Quote the material below verbatim and in full, leaving out the pictures.

- [Supplied information]:

::::

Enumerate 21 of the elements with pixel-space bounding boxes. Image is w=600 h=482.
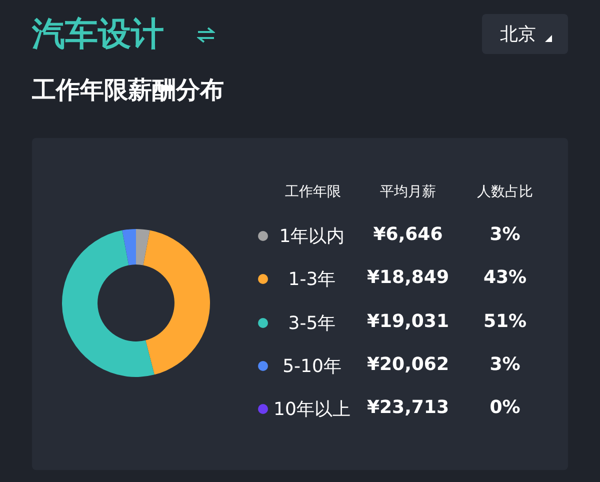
- data-label: 3%: [488, 224, 522, 245]
- text: 工作年限: [284, 183, 342, 201]
- text: 平均月薪: [379, 183, 437, 201]
- data-label: 3%: [488, 354, 522, 375]
- legend-label: 10年以上: [272, 398, 352, 422]
- text: ¥19,031: [366, 310, 450, 332]
- text: 人数占比: [476, 183, 534, 201]
- chart-subtitle: 工作年限薪酬分布: [32, 75, 224, 106]
- data-label: 51%: [482, 310, 528, 332]
- chart-title: 汽车设计: [32, 13, 164, 55]
- text: ¥6,646: [372, 224, 444, 245]
- text: ¥23,713: [367, 397, 449, 418]
- data-label: 43%: [482, 267, 528, 288]
- text: ¥18,849: [366, 267, 450, 288]
- legend-label: 3-5年: [287, 312, 337, 335]
- text: 北京: [500, 23, 536, 46]
- legend-label: 1年以内: [278, 225, 346, 248]
- text: ¥20,062: [366, 354, 450, 375]
- legend-label: 1-3年: [287, 268, 337, 292]
- legend-label: 5-10年: [282, 354, 342, 378]
- text: 0%: [490, 397, 520, 418]
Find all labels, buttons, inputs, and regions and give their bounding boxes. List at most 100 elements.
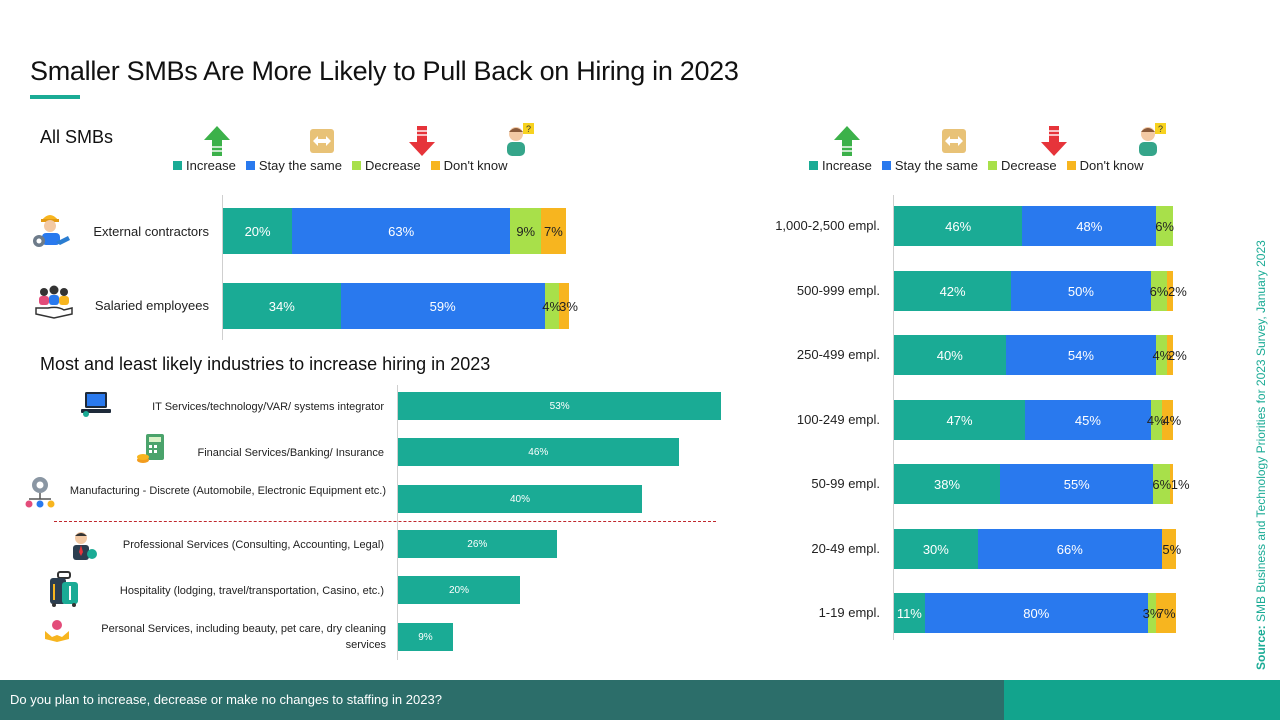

::::

- [Solution to the problem]:
Enumerate 21 of the elements with pixel-space bounding boxes. Image is w=600 h=482.
- data-label: 3%: [488, 224, 522, 245]
- text: 工作年限: [284, 183, 342, 201]
- text: 平均月薪: [379, 183, 437, 201]
- data-label: 3%: [488, 354, 522, 375]
- legend-label: 10年以上: [272, 398, 352, 422]
- text: ¥19,031: [366, 310, 450, 332]
- text: 人数占比: [476, 183, 534, 201]
- chart-subtitle: 工作年限薪酬分布: [32, 75, 224, 106]
- data-label: 51%: [482, 310, 528, 332]
- chart-title: 汽车设计: [32, 13, 164, 55]
- text: ¥6,646: [372, 224, 444, 245]
- text: ¥23,713: [367, 397, 449, 418]
- data-label: 43%: [482, 267, 528, 288]
- text: ¥18,849: [366, 267, 450, 288]
- legend-label: 3-5年: [287, 312, 337, 335]
- text: 北京: [500, 23, 536, 46]
- legend-label: 1年以内: [278, 225, 346, 248]
- text: ¥20,062: [366, 354, 450, 375]
- legend-label: 1-3年: [287, 268, 337, 292]
- legend-label: 5-10年: [282, 354, 342, 378]
- text: 0%: [490, 397, 520, 418]
Find all labels, buttons, inputs, and regions and give their bounding boxes. List at most 100 elements.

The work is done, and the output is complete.